** Begin **
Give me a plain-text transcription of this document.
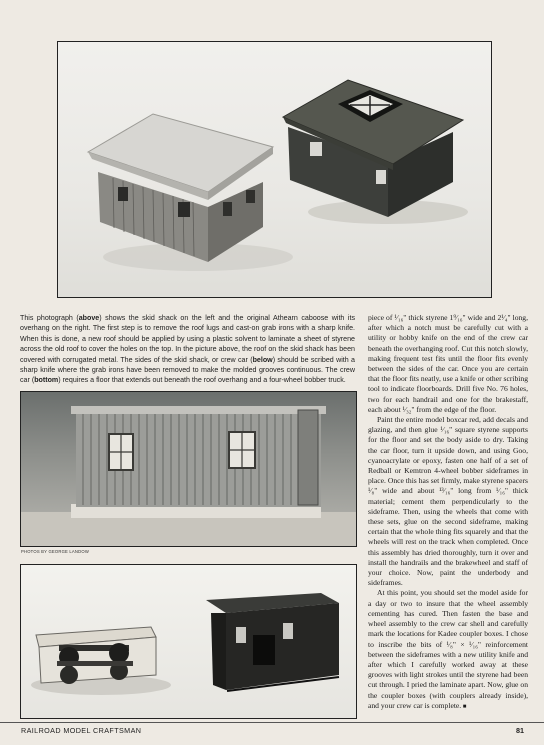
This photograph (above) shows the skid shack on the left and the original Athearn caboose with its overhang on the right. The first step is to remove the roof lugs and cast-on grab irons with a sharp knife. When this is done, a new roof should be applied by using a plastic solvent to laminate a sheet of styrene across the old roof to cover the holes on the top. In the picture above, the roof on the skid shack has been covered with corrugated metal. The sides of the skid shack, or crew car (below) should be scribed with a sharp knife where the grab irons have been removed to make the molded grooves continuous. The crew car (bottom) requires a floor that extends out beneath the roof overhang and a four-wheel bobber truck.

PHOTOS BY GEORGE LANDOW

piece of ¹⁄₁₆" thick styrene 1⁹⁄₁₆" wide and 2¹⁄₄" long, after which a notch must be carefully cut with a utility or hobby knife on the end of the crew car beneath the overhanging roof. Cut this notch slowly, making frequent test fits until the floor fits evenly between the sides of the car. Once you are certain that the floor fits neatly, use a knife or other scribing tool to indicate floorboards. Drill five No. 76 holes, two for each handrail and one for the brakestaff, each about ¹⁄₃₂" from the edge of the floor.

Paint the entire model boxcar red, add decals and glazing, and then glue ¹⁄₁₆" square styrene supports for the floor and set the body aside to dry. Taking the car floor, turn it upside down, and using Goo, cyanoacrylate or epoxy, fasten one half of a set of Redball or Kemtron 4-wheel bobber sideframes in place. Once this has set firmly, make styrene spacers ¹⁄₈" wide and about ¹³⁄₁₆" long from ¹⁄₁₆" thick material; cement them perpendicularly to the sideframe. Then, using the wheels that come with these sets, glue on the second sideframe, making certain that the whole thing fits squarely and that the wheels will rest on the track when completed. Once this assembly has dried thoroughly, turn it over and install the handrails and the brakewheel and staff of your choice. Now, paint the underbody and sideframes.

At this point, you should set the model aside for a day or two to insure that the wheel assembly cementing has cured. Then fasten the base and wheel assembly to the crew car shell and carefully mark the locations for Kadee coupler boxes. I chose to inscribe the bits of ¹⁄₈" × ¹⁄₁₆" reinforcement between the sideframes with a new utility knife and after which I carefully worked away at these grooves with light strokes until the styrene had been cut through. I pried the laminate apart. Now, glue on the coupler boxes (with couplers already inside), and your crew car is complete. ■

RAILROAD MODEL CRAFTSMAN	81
** End **
** Begin **
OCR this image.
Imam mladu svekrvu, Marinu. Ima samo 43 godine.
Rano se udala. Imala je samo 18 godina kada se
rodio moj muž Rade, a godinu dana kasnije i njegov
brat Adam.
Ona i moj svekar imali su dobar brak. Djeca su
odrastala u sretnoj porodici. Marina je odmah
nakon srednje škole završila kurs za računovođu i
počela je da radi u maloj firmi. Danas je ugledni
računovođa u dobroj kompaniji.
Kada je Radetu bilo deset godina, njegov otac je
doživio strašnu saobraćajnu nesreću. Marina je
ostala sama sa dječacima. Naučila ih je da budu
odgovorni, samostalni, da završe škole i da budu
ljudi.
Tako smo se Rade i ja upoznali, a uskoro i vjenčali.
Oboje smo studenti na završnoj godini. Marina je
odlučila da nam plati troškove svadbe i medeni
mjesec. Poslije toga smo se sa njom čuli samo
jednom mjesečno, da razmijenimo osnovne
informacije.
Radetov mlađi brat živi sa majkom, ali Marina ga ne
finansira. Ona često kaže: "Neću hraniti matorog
** End **
→ **Work required**: From the records given above, copy all lines containing "beneath".

→ **Result of this exercise**:
This photograph (above) shows the skid shack on the left and the original Athearn caboose with its overhang on the right. The first step is to remove the roof lugs and cast-on grab irons with a sharp knife. When this is done, a new roof should be applied by using a plastic solvent to laminate a sheet of styrene across the old roof to cover the holes on the top. In the picture above, the roof on the skid shack has been covered with corrugated metal. The sides of the skid shack, or crew car (below) should be scribed with a sharp knife where the grab irons have been removed to make the molded grooves continuous. The crew car (bottom) requires a floor that extends out beneath the roof overhang and a four-wheel bobber truck.
piece of ¹⁄₁₆" thick styrene 1⁹⁄₁₆" wide and 2¹⁄₄" long, after which a notch must be carefully cut with a utility or hobby knife on the end of the crew car beneath the overhanging roof. Cut this notch slowly, making frequent test fits until the floor fits evenly between the sides of the car. Once you are certain that the floor fits neatly, use a knife or other scribing tool to indicate floorboards. Drill five No. 76 holes, two for each handrail and one for the brakestaff, each about ¹⁄₃₂" from the edge of the floor.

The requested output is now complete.